WORK INSTRUCTIONS — Scan the records below for lines with the word "what", then state how many you find and nothing else.

----

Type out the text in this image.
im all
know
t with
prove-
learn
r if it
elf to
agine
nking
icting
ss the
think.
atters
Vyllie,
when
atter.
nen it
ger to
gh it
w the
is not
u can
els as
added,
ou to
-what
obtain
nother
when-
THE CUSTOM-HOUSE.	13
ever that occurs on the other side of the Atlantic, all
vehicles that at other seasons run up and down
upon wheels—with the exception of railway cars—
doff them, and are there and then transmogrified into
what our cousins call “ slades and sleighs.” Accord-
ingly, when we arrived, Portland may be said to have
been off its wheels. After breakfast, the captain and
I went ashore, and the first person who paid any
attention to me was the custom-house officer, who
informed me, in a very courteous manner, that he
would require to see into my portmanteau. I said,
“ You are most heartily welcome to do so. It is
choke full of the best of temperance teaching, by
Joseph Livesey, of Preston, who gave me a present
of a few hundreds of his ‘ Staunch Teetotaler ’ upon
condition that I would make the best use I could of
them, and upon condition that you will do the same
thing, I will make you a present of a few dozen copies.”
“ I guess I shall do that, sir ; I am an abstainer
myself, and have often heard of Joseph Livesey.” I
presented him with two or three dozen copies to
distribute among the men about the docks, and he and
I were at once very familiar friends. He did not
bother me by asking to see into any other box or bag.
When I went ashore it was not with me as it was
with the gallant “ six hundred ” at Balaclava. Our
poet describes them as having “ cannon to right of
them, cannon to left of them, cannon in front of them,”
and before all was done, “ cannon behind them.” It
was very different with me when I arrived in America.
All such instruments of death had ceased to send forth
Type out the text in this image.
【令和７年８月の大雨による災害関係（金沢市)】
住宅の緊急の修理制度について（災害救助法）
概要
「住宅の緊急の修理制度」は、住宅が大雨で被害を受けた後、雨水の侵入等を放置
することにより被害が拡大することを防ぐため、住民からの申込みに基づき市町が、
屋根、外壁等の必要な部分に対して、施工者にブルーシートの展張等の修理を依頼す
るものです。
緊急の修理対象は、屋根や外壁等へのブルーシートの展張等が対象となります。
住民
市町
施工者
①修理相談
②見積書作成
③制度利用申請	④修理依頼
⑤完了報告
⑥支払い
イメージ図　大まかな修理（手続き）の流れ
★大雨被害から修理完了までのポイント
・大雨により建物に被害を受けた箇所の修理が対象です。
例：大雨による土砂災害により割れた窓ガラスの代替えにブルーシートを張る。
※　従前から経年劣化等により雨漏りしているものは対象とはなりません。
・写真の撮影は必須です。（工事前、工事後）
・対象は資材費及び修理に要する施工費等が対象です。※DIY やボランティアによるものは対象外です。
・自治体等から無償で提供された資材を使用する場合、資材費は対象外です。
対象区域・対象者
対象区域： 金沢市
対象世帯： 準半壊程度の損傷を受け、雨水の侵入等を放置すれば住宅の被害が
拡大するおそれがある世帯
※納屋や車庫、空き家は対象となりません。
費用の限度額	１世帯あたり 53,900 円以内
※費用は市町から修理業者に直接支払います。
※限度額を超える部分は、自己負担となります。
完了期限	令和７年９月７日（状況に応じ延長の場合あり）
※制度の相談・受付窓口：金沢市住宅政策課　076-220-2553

----

SOLUTION TO THIS TASK — 2